→ **MATERIAL FOR THIS EXERCISE**

- - -

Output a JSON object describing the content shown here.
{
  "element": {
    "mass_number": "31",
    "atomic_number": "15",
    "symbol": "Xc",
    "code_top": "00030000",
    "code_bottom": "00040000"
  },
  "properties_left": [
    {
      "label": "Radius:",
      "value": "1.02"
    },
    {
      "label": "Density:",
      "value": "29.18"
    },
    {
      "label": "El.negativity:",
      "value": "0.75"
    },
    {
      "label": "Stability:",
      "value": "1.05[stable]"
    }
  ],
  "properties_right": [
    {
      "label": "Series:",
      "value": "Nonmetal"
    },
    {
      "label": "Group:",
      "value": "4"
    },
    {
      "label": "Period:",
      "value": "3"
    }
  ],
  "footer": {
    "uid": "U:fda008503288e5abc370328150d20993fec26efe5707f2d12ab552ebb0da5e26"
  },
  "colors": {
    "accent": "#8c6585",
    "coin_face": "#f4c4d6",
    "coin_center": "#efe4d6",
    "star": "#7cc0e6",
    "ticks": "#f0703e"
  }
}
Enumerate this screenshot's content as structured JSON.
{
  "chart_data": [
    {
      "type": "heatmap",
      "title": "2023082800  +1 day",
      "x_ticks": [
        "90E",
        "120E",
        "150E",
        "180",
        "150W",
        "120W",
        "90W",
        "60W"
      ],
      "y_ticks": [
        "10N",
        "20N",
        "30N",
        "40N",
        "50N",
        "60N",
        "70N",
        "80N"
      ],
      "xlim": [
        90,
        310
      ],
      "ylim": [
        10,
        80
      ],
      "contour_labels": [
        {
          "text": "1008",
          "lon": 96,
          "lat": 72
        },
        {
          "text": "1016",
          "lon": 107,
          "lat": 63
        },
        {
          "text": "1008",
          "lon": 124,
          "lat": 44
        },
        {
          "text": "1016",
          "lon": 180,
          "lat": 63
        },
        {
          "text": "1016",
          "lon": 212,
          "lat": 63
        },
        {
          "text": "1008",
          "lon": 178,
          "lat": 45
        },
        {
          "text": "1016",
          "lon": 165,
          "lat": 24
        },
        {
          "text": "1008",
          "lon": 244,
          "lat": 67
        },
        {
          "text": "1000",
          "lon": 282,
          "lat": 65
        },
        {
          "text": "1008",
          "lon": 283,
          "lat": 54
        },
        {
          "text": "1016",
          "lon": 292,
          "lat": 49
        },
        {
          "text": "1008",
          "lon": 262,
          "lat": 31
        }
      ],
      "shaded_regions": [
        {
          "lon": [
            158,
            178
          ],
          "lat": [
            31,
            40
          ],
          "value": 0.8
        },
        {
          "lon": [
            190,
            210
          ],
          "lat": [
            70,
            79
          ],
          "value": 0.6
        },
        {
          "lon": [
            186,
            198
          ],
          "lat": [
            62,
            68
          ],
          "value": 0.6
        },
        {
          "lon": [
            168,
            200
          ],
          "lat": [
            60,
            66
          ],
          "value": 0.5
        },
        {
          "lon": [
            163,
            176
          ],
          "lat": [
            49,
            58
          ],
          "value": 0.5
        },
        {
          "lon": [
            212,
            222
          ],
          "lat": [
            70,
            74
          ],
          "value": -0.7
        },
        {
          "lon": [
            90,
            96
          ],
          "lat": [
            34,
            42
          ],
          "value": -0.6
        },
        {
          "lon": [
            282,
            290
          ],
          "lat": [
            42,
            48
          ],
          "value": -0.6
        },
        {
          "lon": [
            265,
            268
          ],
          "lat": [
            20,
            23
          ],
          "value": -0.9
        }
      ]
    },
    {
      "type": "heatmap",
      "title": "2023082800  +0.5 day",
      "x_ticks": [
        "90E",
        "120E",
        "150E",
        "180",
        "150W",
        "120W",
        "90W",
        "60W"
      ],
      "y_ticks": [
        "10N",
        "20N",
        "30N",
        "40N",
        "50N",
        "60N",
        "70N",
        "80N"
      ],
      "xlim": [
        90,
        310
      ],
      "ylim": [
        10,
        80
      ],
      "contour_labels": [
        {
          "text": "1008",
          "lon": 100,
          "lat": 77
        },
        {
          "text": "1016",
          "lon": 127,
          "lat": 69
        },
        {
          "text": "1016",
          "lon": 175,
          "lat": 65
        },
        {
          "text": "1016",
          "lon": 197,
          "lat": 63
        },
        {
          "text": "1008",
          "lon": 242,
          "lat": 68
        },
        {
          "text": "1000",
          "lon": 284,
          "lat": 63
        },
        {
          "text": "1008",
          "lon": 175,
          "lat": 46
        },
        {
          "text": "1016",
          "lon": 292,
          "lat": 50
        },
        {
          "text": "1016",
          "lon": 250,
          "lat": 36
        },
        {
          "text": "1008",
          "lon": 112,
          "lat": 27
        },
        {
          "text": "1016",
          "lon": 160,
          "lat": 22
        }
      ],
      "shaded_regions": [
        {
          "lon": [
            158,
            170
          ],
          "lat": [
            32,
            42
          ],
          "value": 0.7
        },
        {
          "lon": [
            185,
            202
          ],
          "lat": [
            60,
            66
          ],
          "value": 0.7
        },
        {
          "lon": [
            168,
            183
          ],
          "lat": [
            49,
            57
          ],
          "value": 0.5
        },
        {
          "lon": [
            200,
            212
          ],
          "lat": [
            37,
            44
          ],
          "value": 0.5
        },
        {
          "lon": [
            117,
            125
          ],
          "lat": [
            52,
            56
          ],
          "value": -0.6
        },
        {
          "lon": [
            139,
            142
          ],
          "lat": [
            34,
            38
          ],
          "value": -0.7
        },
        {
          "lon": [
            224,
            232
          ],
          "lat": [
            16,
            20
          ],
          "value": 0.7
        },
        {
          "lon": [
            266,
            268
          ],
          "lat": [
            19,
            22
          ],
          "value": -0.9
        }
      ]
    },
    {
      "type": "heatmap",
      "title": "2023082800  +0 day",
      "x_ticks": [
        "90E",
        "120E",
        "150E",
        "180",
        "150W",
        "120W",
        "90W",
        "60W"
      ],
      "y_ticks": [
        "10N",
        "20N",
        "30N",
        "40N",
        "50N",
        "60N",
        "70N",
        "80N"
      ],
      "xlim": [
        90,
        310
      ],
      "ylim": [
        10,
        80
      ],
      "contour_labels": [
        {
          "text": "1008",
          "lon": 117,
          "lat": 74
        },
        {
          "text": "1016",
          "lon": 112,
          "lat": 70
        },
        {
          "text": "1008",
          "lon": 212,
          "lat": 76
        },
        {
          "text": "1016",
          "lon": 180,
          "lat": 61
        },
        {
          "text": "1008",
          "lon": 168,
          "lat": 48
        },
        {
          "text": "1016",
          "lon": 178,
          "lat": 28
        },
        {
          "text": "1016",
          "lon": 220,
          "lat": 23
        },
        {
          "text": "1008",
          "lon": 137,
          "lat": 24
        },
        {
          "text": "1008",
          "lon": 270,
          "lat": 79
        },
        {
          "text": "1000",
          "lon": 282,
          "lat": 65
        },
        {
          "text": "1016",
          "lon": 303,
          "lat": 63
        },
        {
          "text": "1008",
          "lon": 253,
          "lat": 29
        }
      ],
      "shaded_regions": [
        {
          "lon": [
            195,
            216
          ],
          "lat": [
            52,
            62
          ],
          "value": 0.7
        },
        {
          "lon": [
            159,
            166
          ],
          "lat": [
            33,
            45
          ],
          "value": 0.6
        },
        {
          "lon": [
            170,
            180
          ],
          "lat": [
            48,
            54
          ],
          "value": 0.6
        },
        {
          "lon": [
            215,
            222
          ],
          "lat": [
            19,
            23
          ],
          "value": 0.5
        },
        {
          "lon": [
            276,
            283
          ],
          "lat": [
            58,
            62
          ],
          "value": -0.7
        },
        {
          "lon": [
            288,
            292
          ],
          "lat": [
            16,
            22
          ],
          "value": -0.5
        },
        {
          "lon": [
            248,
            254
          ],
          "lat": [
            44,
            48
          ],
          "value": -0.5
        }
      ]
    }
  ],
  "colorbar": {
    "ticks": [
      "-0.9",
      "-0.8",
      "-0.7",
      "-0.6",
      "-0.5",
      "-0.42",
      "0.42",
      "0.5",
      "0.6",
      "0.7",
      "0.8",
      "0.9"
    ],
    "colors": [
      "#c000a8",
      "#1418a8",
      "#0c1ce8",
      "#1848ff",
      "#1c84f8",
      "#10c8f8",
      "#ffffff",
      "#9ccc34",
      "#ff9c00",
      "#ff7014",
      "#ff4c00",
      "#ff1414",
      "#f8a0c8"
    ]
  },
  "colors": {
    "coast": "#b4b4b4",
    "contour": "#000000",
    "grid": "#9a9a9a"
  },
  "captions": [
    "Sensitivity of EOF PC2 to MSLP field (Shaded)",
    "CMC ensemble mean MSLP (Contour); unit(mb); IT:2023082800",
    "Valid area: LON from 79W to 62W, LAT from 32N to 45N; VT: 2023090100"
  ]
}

- - -

→ **WORK REQUIRED**
Say how many lines above contain the string "JSON". Answer with the number only.

→ **ANSWER TO THIS EXERCISE**
2